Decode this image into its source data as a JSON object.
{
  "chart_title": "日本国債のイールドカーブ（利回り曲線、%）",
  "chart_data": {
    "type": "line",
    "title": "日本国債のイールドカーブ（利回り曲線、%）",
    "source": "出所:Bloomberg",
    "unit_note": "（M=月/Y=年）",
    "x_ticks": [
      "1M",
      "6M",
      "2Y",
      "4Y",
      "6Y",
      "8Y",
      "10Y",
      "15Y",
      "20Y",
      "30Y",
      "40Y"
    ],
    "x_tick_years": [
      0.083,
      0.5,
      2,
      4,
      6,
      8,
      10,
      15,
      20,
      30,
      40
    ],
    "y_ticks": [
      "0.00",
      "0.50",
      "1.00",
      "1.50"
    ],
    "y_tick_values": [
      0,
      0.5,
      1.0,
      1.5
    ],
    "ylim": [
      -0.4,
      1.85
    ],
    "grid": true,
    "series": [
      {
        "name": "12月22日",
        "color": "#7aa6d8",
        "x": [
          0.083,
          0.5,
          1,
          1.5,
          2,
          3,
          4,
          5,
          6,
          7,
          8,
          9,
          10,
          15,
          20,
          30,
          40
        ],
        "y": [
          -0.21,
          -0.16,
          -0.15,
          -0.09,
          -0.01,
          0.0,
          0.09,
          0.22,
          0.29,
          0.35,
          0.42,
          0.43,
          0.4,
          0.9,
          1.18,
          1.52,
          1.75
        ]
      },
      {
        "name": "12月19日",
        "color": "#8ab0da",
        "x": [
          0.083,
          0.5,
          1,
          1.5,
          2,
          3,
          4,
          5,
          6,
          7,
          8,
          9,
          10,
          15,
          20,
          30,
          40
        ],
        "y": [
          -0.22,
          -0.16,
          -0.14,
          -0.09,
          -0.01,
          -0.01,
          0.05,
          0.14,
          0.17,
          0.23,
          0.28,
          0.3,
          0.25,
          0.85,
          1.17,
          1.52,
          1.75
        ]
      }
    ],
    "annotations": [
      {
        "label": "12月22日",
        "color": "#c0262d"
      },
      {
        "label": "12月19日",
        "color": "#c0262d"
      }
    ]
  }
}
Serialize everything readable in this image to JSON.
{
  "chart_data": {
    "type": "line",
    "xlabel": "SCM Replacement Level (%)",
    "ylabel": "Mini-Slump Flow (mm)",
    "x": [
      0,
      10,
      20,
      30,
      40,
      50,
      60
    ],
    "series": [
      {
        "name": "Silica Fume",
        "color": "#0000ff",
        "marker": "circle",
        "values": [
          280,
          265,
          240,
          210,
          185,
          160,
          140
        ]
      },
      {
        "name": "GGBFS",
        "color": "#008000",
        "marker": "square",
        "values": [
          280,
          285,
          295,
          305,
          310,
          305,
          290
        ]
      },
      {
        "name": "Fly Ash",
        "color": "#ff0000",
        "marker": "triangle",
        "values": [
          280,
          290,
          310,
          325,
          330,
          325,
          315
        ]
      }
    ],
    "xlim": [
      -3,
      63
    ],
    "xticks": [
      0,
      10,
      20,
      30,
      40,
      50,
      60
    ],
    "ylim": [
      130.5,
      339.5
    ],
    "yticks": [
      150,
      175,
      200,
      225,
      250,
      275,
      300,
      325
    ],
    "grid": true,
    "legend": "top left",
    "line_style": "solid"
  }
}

•••••

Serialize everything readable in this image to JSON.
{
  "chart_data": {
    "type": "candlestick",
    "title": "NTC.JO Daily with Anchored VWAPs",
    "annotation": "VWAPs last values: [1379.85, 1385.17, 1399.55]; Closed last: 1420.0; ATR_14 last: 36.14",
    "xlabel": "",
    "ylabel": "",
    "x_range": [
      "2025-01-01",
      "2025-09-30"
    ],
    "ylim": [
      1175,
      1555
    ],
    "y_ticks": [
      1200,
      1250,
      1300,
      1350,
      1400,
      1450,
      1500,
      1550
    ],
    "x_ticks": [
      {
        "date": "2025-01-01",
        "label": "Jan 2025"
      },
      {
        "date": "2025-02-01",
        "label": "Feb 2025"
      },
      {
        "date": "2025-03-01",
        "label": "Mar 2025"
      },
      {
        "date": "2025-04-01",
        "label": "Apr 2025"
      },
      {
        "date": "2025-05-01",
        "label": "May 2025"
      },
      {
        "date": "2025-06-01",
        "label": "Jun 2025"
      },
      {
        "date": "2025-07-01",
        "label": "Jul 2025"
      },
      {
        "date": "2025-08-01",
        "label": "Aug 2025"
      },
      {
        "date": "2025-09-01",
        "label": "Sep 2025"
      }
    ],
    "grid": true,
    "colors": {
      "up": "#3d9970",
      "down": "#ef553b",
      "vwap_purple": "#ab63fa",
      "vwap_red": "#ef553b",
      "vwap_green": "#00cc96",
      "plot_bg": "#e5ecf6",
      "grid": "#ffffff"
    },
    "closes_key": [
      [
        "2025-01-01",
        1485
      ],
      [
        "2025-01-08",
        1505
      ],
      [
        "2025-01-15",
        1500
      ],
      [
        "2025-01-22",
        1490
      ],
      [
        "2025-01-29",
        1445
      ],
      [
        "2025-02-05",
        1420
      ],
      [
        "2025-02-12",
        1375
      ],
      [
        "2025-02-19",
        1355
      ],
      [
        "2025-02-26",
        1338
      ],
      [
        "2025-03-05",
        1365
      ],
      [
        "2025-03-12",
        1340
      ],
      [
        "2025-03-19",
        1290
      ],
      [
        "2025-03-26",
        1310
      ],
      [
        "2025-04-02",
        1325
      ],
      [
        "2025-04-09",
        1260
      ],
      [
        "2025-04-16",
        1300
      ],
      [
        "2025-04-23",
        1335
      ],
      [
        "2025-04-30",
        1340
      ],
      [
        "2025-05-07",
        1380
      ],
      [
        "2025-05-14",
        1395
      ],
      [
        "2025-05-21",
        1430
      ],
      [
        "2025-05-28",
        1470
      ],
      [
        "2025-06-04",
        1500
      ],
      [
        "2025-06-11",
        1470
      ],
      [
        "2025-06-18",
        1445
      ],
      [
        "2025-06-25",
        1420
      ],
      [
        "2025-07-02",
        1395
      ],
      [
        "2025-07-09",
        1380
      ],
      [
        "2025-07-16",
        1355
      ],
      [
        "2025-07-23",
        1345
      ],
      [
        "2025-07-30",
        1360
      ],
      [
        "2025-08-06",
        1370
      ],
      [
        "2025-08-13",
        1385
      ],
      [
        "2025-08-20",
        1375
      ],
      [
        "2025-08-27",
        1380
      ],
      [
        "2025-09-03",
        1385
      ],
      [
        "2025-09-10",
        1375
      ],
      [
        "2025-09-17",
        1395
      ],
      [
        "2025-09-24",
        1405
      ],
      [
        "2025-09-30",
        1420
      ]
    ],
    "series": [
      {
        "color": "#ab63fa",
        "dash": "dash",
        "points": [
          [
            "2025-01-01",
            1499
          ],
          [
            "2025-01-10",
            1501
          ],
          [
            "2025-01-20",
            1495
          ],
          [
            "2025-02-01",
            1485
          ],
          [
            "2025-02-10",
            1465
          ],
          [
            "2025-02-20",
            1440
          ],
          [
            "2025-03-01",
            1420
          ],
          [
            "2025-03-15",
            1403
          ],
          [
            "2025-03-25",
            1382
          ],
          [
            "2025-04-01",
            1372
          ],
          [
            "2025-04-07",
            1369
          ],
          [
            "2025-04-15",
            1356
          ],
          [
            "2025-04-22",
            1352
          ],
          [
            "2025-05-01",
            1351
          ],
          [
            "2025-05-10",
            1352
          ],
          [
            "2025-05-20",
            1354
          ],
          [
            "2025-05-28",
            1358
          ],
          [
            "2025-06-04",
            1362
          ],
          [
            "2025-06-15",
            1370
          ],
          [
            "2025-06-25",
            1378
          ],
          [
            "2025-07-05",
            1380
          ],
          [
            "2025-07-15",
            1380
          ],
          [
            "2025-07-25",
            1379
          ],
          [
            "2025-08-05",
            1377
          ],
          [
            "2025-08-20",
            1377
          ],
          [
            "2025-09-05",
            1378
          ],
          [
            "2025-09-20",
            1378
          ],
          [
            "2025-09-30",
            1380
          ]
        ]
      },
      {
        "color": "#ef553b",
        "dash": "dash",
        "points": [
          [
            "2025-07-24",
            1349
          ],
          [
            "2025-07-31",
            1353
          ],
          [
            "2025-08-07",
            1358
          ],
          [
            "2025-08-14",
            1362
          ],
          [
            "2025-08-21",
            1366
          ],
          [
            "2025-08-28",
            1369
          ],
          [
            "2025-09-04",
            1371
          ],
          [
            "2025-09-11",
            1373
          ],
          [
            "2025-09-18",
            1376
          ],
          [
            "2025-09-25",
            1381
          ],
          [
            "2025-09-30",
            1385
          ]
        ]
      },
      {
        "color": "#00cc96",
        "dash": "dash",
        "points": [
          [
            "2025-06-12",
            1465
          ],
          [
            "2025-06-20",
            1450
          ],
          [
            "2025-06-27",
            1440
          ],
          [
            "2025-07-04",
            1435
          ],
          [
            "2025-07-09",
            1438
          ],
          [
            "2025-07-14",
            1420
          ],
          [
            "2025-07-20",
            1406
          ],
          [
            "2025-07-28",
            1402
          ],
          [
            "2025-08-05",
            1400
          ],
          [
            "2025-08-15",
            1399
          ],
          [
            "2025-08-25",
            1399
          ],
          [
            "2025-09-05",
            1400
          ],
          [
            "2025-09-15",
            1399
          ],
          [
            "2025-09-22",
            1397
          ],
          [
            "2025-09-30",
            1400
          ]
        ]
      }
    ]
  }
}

•••••

Exercise details: Go through the material and copy out every line with "source" in it.

Full solution:
Decode this image into its source data as a JSON object.
    "source": "出所:Bloomberg",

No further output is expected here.